> **Directions**
1 – In the predictive coding text below, rewrite the paragraph beginning "Many commentators have lighted on" as a short list that keeps its main facts.
2 – Using the predictive coding text below, decide whether each statement agrees with it, answering yes or no and quoting the deciding words: (a) The survey covered eleven legal software companies. (b) The Kershaw/Howie paper takes its name from lawyers' eagerness to rely on automated review. (c) The writer knows all of the surveyed companies well.

> **Given text**
§ §
Many commentators have lighted on the paper Crash or Soar – Will the legal community accept “predictive coding?” by Anne Kershaw and Joe Howie, in which they explored whether lawyers will be willing to abide by the results of review accelerators, which they group together with the label “predictive coding”. The article is based on the results of a survey of eleven legal software companies whose applications or services include review accelerators of some kind. Three of those who took part in the survey are companies which I know well, and happy chance enables me to make a plausible title for this article from FTI Technology’s Acuity, Equivio>Relevance and Recommind’s Predictive Coding.
“Acuity” is sharpness or acuteness. “Relevance” connotes bearing upon, pertinent to, the matter in hand. “Predictive” implies foresight and the ability to anticipate. These are good names, therefore, for products or services whose function is to get you to what matters quickly. The Kershaw/Howie article gets its name from the fact that many lawyers are nervous of reliance on any form of automated review, preferring, or at least claiming, to read every document.
§ §
> **Rows**
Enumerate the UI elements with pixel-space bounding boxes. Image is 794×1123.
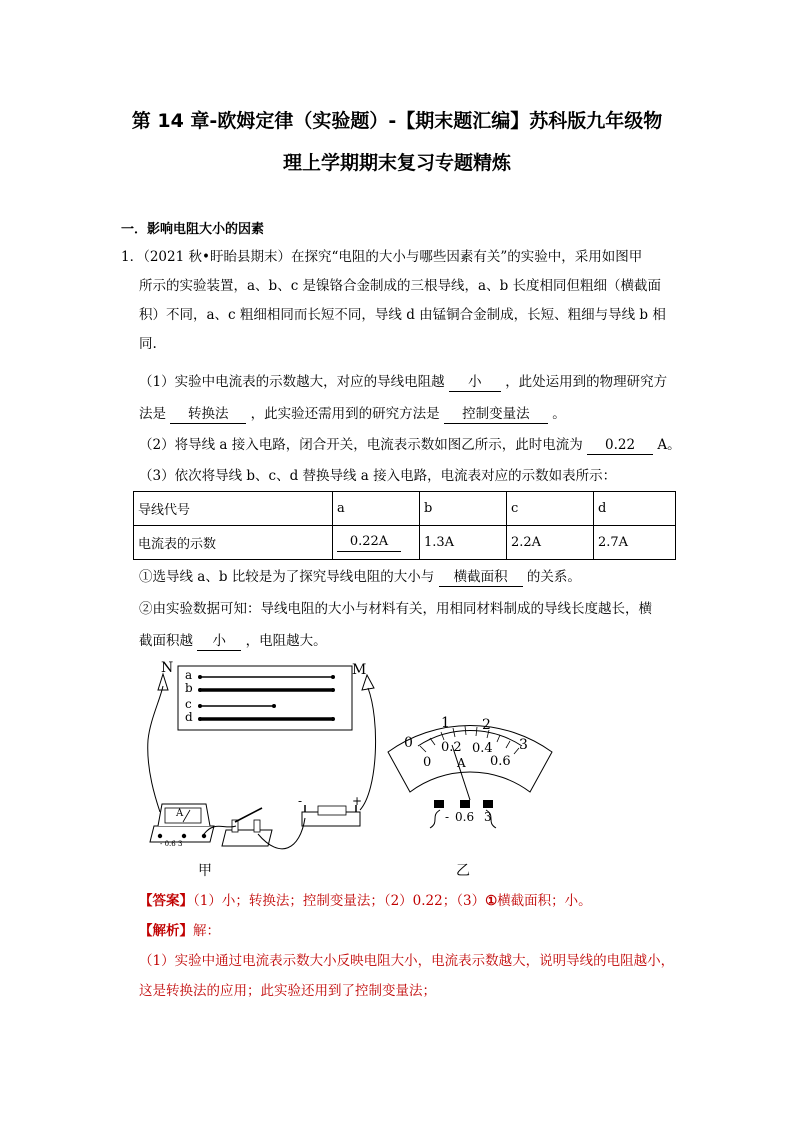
answer-text: （1）小；转换法；控制变量法；（2）0.22；（3） bbox=[193, 893, 486, 909]
answer-line bbox=[139, 888, 592, 914]
answer-text-2: 横截面积；小。 bbox=[497, 893, 592, 909]
lead-wire-m bbox=[360, 688, 376, 810]
question-stem-3: 积）不同，a、c 粗细相同而长短不同，导线 d 由锰铜合金制成，长短、粗细与导线 b 相 bbox=[139, 307, 666, 323]
sub-question-2-text-b: 截面积越 bbox=[139, 633, 193, 649]
analysis-line-2: 这是转换法的应用；此实验还用到了控制变量法； bbox=[139, 983, 436, 999]
table-cell: 1.3A bbox=[420, 526, 507, 560]
terminal-dot bbox=[198, 704, 202, 708]
table-cell: 导线代号 bbox=[134, 492, 333, 526]
analysis-jie: 解： bbox=[193, 923, 220, 939]
sub-question-1-text-b: 的关系。 bbox=[526, 569, 581, 585]
dial-unit: A bbox=[457, 756, 466, 770]
analysis-label: 【解析】 bbox=[139, 923, 193, 939]
table-cell: 2.2A bbox=[507, 526, 594, 560]
label-n: N bbox=[161, 660, 174, 676]
terminal-label-3: 3 bbox=[484, 810, 492, 824]
answer-label: 【答案】 bbox=[139, 893, 193, 909]
section-heading: 一．影响电阻大小的因素 bbox=[121, 222, 265, 237]
dial-bottom-tick-3: 0.6 bbox=[490, 754, 511, 769]
sub-question-2-line-1: ②由实验数据可知：导线电阻的大小与材料有关，用相同材料制成的导线长度越长，横 bbox=[139, 601, 652, 617]
wire-label-d: d bbox=[185, 710, 193, 724]
power-source-icon bbox=[302, 805, 360, 826]
terminal-dot bbox=[198, 717, 202, 721]
table-cell: a bbox=[333, 492, 420, 526]
table-cell: 电流表的示数 bbox=[134, 526, 333, 560]
wire-label-b: b bbox=[185, 681, 193, 695]
question-stem-4: 同. bbox=[139, 336, 157, 352]
table-cell: 2.7A bbox=[594, 526, 676, 560]
terminal-dot bbox=[331, 675, 335, 679]
terminal-dot bbox=[272, 704, 276, 708]
terminal-label-06: 0.6 bbox=[455, 810, 475, 824]
answer-blank-table: 0.22A bbox=[337, 533, 401, 552]
table-cell: d bbox=[594, 492, 676, 526]
lead-wire-n bbox=[148, 686, 163, 812]
dial-top-tick-1: 1 bbox=[441, 715, 450, 731]
part-1-text-e: 。 bbox=[552, 406, 566, 422]
part-2-text-b: A。 bbox=[657, 437, 681, 453]
answer-blank-method-2: 控制变量法 bbox=[444, 405, 548, 424]
part-1-text-c: 法是 bbox=[139, 406, 166, 422]
part-1-text-b: ，此处运用到的物理研究方 bbox=[505, 374, 668, 390]
part-2-text-a: （2）将导线 a 接入电路，闭合开关，电流表示数如图乙所示，此时电流为 bbox=[139, 437, 583, 453]
dial-top-tick-2: 2 bbox=[482, 717, 491, 733]
table-cell: c bbox=[507, 492, 594, 526]
source-minus-label: - bbox=[298, 794, 303, 808]
answer-circle: ① bbox=[485, 893, 498, 909]
caption-yi: 乙 bbox=[456, 863, 470, 879]
dial-bottom-tick-2: 0.4 bbox=[472, 741, 493, 756]
analysis-line-1: （1）实验中通过电流表示数大小反映电阻大小，电流表示数越大，说明导线的电阻越小， bbox=[139, 953, 675, 969]
wire-label-a: a bbox=[185, 668, 193, 682]
terminal-dot bbox=[331, 717, 335, 721]
answer-blank-method-1: 转换法 bbox=[170, 405, 246, 424]
answer-blank-smaller: 小 bbox=[197, 632, 241, 651]
part-3-line: （3）依次将导线 b、c、d 替换导线 a 接入电路，电流表对应的示数如表所示： bbox=[139, 468, 617, 484]
answer-blank-resistance: 小 bbox=[449, 373, 501, 392]
answer-blank-area: 横截面积 bbox=[439, 568, 523, 587]
caption-jia: 甲 bbox=[198, 863, 212, 879]
terminal-dot bbox=[331, 688, 335, 692]
analysis-heading bbox=[139, 918, 674, 944]
ammeter-face-label: A bbox=[176, 808, 184, 819]
answer-blank-current: 0.22 bbox=[587, 436, 653, 455]
label-m: M bbox=[352, 662, 367, 678]
part-1-text-d: ，此实验还需用到的研究方法是 bbox=[250, 406, 440, 422]
analysis-block bbox=[139, 918, 674, 1004]
title-line-2: 理上学期期末复习专题精炼 bbox=[282, 152, 511, 174]
dial-bottom-tick-0: 0 bbox=[423, 755, 432, 770]
dial-bottom-tick-1: 0.2 bbox=[441, 740, 462, 755]
ammeter-base-label: - 0.6 3 bbox=[160, 840, 183, 848]
sub-question-1-text-a: ①选导线 a、b 比较是为了探究导线电阻的大小与 bbox=[139, 569, 435, 585]
source-plus-label: + bbox=[352, 794, 363, 808]
dial-top-tick-0: 0 bbox=[404, 735, 413, 751]
terminal-label-minus: - bbox=[445, 810, 450, 824]
wire-label-c: c bbox=[185, 697, 192, 711]
title-line-1: 第 14 章-欧姆定律（实验题）-【期末题汇编】苏科版九年级物 bbox=[131, 110, 663, 132]
dial-top-tick-3: 3 bbox=[519, 737, 528, 753]
question-stem-1: 1．（2021 秋•盱眙县期末）在探究“电阻的大小与哪些因素有关”的实验中，采用如图甲 bbox=[121, 249, 643, 265]
sub-question-2-text-c: ，电阻越大。 bbox=[245, 633, 327, 649]
table-cell: b bbox=[420, 492, 507, 526]
part-1-text-a: （1）实验中电流表的示数越大，对应的导线电阻越 bbox=[139, 374, 445, 390]
terminal-dot bbox=[198, 688, 202, 692]
terminal-dot bbox=[198, 675, 202, 679]
question-stem-2: 所示的实验装置，a、b、c 是镍铬合金制成的三根导线，a、b 长度相同但粗细（横截面 bbox=[139, 278, 662, 294]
§ §
> **Problem solutions**
1 –
- Many commentators have noted the paper "Crash or Soar – Will the legal community accept 'predictive coding?'" by Anne Kershaw and Joe Howie.
- The paper explores whether lawyers will accept the results of review accelerators, grouped under the label "predictive coding."
- It is based on a survey of eleven legal software companies whose applications or services include some kind of review accelerator.
- The writer knows three of the surveyed companies well.
- The article's title is drawn from three of their products: FTI Technology's Acuity, Equivio>Relevance and Recommind's Predictive Coding.

2 –
(a) Yes: "a survey of eleven legal software companies"
(b) No: "many lawyers are nervous of reliance on any form of automated review"
(c) No: "Three of those who took part in the survey are companies which I know well"